EXCERPT:
=== Begin Enclosure ===

Ng is in-charge of the opening of The Fullerton Hotel Sydney, located in the former Sydney General Post Office building, a heritage-listed landmark in central Sydney.

He is also responsible for The Fullerton Heritage project (The Fullerton Hotel Singapore and associated buildings) in Singapore. The waterfront precinct comprises four historic buildings and three modern architecture; it has received a number of awards in heritage conservation and hospitality.

The HKSAR Government has awarded the Silver Bauhinia Star to him in recognition of his contributions to the community, in particular his work on heritage in Tai O and overseas.

In Hong Kong, he also oversees the development of The Fullerton Ocean Park Hotel Hong Kong, which opened doors in July 2022.

Ng was appointed chairman of Yeo Hiap Seng on 1 January 2020 and stepped down on 2 April 2025.

In August 2025, Ng was appointed Chairman of Sino Group, succeeding his father, Robert Ng.

== Political career ==
Ng served on the 12th, 13th and 14th Beijing Municipal Committees of the Chinese People's Political Consultative Conference; and currently serves on the Standing Committee of the 14th Beijing Municipal Committee. At the 10th Chinese People's Political Consultative Conference (2003 to 2008), he was a member of the Sichuan Committee.

Ng was one of the two deputy directors of Carrie Lam's 2017 Hong Kong Chief Executive election's campaign. He was also part of a three-member election campaign finance team for John Lee Ka-chiu's 2022 Hong Kong Chief Executive election campaign.

Ng is currently serving as a member of the Election Committee of Hong Kong for his second term since 2017.

== Community work ==
Ng is known as a keen supporter of good causes.  He is seen in community services, green initiatives, heritage conservation, as well as arts and cultural events.

Since 2013, he has been serving on the Spirit of Hong Kong Awards judging panel, an award paying tribute to Hong Kong's unsung heroes who have made a positive impact on others.

Ng has also worked on social and green innovations, driving projects like purification of food waste filtrate with micro-algae, in-building hydropower system and the award-winning City Air Purification System in collaboration with universities and engineering consultant Arup. Under his leadership, innovations such as wind turbines, in-building hydropower systems have been installed in Sino Group projects like Park Metropolitan and The Avenue. He has spearheaded a programme to recycle and upcycle felled trees into compost, mulch, fences and furniture.

=== End Enclosure ===

INSTRUCTIONS TO FOLLOW:
Check each statement against the excerpt about Ng. Answer yes or no, and quote the words that decide it.
1. Ng left the chairmanship of Yeo Hiap Seng in 2025.
2. The Fullerton Ocean Park Hotel Hong Kong opened in July 2021.
3. During the 10th Chinese People's Political Consultative Conference, Ng sat on the Sichuan Committee.
The listing isn't needed for this work.

INFORMATION SHOWN:
=== Begin Enclosure ===

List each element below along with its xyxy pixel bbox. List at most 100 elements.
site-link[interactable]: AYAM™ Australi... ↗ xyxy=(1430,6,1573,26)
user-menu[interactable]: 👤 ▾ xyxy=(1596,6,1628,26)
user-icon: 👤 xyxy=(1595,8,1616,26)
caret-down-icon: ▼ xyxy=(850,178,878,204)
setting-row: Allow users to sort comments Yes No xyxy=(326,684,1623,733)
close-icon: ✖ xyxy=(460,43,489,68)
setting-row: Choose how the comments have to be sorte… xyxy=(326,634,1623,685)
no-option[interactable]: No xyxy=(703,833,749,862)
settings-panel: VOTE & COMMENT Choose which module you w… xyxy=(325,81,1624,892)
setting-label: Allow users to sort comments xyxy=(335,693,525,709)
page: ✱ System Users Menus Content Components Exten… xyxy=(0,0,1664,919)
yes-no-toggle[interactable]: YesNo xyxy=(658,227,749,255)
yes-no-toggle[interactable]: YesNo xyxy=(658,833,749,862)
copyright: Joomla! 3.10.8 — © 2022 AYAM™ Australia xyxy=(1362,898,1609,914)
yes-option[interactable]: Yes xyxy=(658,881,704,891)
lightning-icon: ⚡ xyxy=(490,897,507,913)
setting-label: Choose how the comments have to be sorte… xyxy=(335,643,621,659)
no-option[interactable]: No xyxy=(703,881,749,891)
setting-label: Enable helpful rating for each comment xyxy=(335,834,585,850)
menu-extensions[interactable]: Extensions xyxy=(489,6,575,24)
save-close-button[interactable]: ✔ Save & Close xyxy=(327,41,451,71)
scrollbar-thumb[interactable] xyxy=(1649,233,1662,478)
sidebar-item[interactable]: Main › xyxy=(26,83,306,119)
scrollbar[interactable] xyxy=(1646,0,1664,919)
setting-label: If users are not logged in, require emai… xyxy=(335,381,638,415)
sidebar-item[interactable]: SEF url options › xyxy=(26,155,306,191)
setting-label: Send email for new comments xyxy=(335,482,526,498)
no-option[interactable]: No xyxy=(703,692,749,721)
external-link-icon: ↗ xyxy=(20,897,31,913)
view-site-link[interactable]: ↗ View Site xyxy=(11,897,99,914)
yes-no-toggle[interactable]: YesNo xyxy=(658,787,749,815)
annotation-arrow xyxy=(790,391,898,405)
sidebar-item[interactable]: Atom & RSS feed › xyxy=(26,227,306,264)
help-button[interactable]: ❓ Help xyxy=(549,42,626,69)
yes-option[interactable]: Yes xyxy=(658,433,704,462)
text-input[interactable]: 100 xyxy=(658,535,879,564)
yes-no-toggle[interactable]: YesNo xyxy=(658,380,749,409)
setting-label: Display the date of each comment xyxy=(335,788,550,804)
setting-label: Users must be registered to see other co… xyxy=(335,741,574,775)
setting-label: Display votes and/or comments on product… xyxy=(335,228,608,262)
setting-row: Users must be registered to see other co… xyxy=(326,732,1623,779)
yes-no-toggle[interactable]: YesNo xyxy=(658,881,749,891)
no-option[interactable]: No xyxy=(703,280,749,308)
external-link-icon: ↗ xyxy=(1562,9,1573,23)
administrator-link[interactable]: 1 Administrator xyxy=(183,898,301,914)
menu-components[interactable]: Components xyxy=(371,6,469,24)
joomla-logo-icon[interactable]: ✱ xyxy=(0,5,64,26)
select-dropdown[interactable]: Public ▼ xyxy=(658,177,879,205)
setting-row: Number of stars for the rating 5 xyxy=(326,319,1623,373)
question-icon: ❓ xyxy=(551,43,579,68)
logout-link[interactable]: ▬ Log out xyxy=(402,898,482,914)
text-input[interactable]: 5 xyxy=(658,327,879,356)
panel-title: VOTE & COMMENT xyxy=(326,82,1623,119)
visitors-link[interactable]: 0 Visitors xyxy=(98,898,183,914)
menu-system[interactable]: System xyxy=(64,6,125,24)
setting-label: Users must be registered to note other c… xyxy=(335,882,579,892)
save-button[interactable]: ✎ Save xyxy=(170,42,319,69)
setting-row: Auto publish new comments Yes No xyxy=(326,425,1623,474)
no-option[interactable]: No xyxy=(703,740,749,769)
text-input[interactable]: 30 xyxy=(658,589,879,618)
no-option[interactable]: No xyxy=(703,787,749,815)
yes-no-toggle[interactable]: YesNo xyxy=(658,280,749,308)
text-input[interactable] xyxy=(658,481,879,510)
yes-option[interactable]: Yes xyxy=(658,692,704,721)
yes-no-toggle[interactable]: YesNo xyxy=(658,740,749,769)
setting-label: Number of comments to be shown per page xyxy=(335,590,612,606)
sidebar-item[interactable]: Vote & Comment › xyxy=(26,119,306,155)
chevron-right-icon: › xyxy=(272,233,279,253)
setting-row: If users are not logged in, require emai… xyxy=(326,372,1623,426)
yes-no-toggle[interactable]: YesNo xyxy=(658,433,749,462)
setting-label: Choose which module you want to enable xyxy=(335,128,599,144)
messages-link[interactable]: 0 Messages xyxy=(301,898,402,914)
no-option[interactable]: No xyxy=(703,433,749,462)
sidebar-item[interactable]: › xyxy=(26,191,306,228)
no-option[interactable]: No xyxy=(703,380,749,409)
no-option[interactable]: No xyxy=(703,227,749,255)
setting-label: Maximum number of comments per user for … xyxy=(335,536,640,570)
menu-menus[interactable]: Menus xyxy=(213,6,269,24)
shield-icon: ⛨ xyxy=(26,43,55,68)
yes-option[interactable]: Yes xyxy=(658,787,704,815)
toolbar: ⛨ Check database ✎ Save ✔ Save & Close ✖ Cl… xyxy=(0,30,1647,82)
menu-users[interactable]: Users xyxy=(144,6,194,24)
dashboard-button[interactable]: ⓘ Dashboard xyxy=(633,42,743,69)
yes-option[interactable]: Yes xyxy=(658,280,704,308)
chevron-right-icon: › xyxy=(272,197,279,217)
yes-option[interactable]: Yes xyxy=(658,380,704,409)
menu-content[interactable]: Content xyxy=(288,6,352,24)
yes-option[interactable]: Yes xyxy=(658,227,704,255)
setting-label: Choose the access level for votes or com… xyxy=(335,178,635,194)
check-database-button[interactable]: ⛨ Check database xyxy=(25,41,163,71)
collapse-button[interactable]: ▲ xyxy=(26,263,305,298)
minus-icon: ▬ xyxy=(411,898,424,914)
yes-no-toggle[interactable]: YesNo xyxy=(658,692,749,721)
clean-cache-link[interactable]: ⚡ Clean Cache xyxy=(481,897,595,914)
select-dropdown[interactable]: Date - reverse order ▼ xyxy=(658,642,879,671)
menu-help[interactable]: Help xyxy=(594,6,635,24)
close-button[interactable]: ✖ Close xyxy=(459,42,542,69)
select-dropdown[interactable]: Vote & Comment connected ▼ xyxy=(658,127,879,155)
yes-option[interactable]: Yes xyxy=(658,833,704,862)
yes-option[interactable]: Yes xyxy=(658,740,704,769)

=== End Enclosure ===

RESULT OF THIS EXERCISE:
1. Yes: "stepped down on 2 April 2025"
2. No: "which opened doors in July 2022"
3. Yes: "he was a member of the Sichuan Committee"